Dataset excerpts
start

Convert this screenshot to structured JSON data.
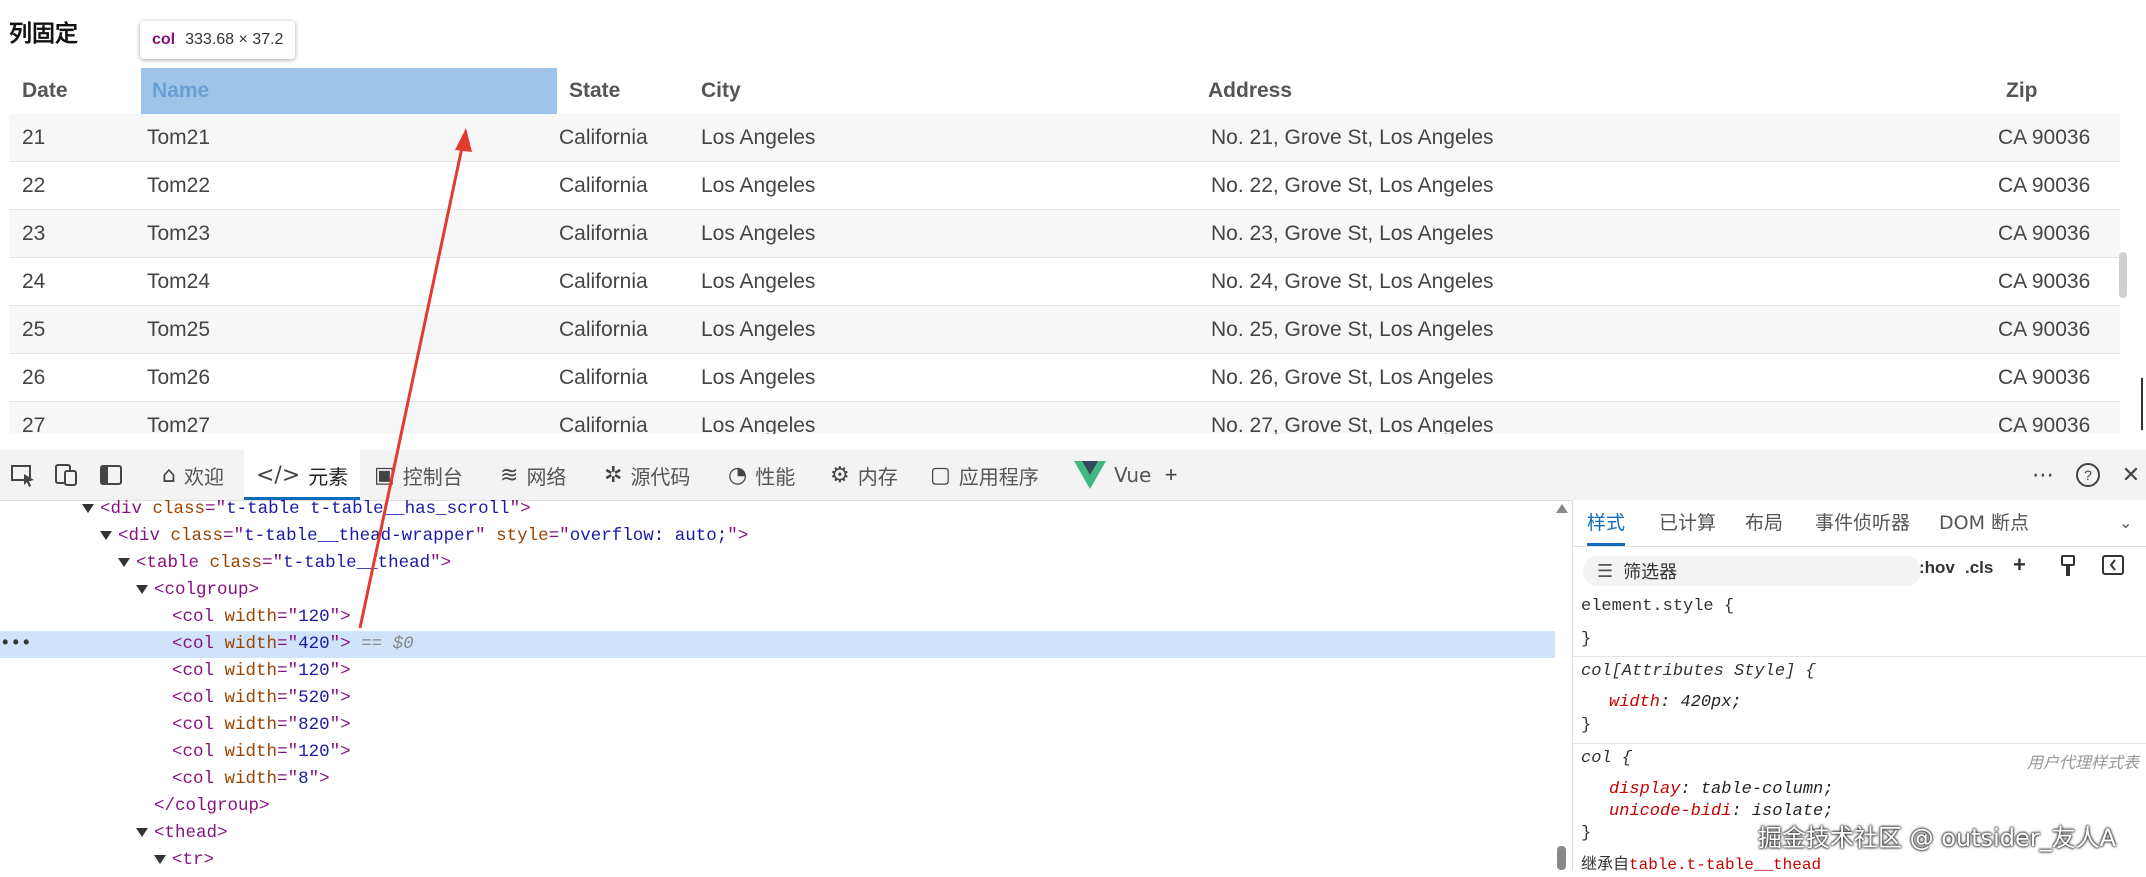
{
  "page": {
    "title": "列固定"
  },
  "tooltip": {
    "tag": "col",
    "dimensions": "333.68 × 37.2"
  },
  "table": {
    "columns": [
      "Date",
      "Name",
      "State",
      "City",
      "Address",
      "Zip"
    ],
    "rows": [
      [
        "21",
        "Tom21",
        "California",
        "Los Angeles",
        "No. 21, Grove St, Los Angeles",
        "CA 90036"
      ],
      [
        "22",
        "Tom22",
        "California",
        "Los Angeles",
        "No. 22, Grove St, Los Angeles",
        "CA 90036"
      ],
      [
        "23",
        "Tom23",
        "California",
        "Los Angeles",
        "No. 23, Grove St, Los Angeles",
        "CA 90036"
      ],
      [
        "24",
        "Tom24",
        "California",
        "Los Angeles",
        "No. 24, Grove St, Los Angeles",
        "CA 90036"
      ],
      [
        "25",
        "Tom25",
        "California",
        "Los Angeles",
        "No. 25, Grove St, Los Angeles",
        "CA 90036"
      ],
      [
        "26",
        "Tom26",
        "California",
        "Los Angeles",
        "No. 26, Grove St, Los Angeles",
        "CA 90036"
      ],
      [
        "27",
        "Tom27",
        "California",
        "Los Angeles",
        "No. 27, Grove St, Los Angeles",
        "CA 90036"
      ]
    ]
  },
  "devtools": {
    "tabs": [
      {
        "label": "欢迎",
        "icon": "home-icon"
      },
      {
        "label": "元素",
        "icon": "code-icon"
      },
      {
        "label": "控制台",
        "icon": "console-icon"
      },
      {
        "label": "网络",
        "icon": "wifi-icon"
      },
      {
        "label": "源代码",
        "icon": "bug-icon"
      },
      {
        "label": "性能",
        "icon": "performance-icon"
      },
      {
        "label": "内存",
        "icon": "memory-icon"
      },
      {
        "label": "应用程序",
        "icon": "application-icon"
      },
      {
        "label": "Vue",
        "icon": "vue-logo"
      }
    ],
    "active_tab": "元素",
    "elements": {
      "lines": {
        "l0": {
          "tag": "div",
          "attr": "class",
          "val": "t-table t-table__has_scroll"
        },
        "l1": {
          "tag": "div",
          "attr": "class",
          "val": "t-table__thead-wrapper",
          "attr2": "style",
          "val2": "overflow: auto;"
        },
        "l2": {
          "tag": "table",
          "attr": "class",
          "val": "t-table__thead"
        },
        "l3": {
          "tag": "colgroup"
        },
        "cols": [
          {
            "tag": "col",
            "attr": "width",
            "val": "120"
          },
          {
            "tag": "col",
            "attr": "width",
            "val": "420",
            "dollar": "== $0"
          },
          {
            "tag": "col",
            "attr": "width",
            "val": "120"
          },
          {
            "tag": "col",
            "attr": "width",
            "val": "520"
          },
          {
            "tag": "col",
            "attr": "width",
            "val": "820"
          },
          {
            "tag": "col",
            "attr": "width",
            "val": "120"
          },
          {
            "tag": "col",
            "attr": "width",
            "val": "8"
          }
        ],
        "close_colgroup": "</colgroup>",
        "thead": "thead",
        "tr": "tr"
      }
    },
    "styles": {
      "tabs": [
        "样式",
        "已计算",
        "布局",
        "事件侦听器",
        "DOM 断点"
      ],
      "filter_placeholder": "筛选器",
      "hov": ":hov",
      "cls": ".cls",
      "rules": {
        "element_style": "element.style {",
        "close": "}",
        "attr_selector": "col[Attributes Style] {",
        "attr_prop": "width",
        "attr_val": "420px;",
        "col_selector": "col {",
        "ua_label": "用户代理样式表",
        "col_prop1": "display",
        "col_val1": "table-column;",
        "col_prop2": "unicode-bidi",
        "col_val2": "isolate;",
        "inherited": "继承自",
        "inherited_from": "table.t-table__thead"
      }
    }
  },
  "watermark": "掘金技术社区 @ outsider_友人A",
  "colors": {
    "highlight": "#a0c4e8",
    "accent": "#0f6cbd",
    "arrow": "#e53a2e",
    "selected_line": "#cfe3fb"
  }
}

end

**STATED TASK:** Pick out each line containing "icon" and report it.

**RIGHT ANSWER:**
        "icon": "home-icon"
        "icon": "code-icon"
        "icon": "console-icon"
        "icon": "wifi-icon"
        "icon": "bug-icon"
        "icon": "performance-icon"
        "icon": "memory-icon"
        "icon": "application-icon"
        "icon": "vue-logo"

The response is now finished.